**Short problem**
Track down every line below that holds "الظاهرة" and copy it.

**Stored records**
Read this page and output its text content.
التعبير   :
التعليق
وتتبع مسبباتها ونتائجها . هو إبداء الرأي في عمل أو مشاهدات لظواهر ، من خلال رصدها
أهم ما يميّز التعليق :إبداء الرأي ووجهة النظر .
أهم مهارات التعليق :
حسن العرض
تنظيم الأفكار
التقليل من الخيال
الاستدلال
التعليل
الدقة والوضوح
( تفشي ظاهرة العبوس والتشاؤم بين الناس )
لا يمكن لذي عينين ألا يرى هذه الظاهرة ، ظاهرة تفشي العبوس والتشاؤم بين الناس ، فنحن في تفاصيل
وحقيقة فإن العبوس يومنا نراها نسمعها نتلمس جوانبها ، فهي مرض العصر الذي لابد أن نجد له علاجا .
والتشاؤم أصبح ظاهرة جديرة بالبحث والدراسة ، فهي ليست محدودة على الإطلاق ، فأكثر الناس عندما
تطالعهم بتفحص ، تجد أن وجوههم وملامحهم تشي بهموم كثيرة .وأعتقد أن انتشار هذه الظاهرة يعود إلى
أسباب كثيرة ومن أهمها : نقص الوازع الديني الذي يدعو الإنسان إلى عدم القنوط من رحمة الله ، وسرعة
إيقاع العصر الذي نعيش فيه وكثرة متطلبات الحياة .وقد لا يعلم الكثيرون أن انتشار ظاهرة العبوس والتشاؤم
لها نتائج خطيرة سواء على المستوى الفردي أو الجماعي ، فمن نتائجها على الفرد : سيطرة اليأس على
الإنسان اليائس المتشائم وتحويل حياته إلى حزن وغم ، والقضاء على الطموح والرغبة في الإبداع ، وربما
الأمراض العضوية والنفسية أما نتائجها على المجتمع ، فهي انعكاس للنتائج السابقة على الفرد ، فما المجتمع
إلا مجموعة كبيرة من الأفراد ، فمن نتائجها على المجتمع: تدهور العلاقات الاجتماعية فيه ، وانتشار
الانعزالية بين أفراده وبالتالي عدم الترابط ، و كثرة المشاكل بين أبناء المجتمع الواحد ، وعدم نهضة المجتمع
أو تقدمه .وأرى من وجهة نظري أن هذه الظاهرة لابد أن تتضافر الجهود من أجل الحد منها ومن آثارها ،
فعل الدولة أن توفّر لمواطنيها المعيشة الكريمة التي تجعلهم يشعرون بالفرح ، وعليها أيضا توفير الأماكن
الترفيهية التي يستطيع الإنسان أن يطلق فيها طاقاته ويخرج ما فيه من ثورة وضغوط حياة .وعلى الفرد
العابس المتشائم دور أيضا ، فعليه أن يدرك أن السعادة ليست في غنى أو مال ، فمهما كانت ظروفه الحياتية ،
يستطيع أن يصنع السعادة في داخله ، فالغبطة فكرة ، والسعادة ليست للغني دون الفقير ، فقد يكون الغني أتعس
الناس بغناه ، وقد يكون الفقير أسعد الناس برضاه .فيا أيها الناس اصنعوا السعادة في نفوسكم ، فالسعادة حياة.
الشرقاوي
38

**Answer to this exercise**
لا يمكن لذي عينين ألا يرى هذه الظاهرة ، ظاهرة تفشي العبوس والتشاؤم بين الناس ، فنحن في تفاصيل
تطالعهم بتفحص ، تجد أن وجوههم وملامحهم تشي بهموم كثيرة .وأعتقد أن انتشار هذه الظاهرة يعود إلى
أو تقدمه .وأرى من وجهة نظري أن هذه الظاهرة لابد أن تتضافر الجهود من أجل الحد منها ومن آثارها ،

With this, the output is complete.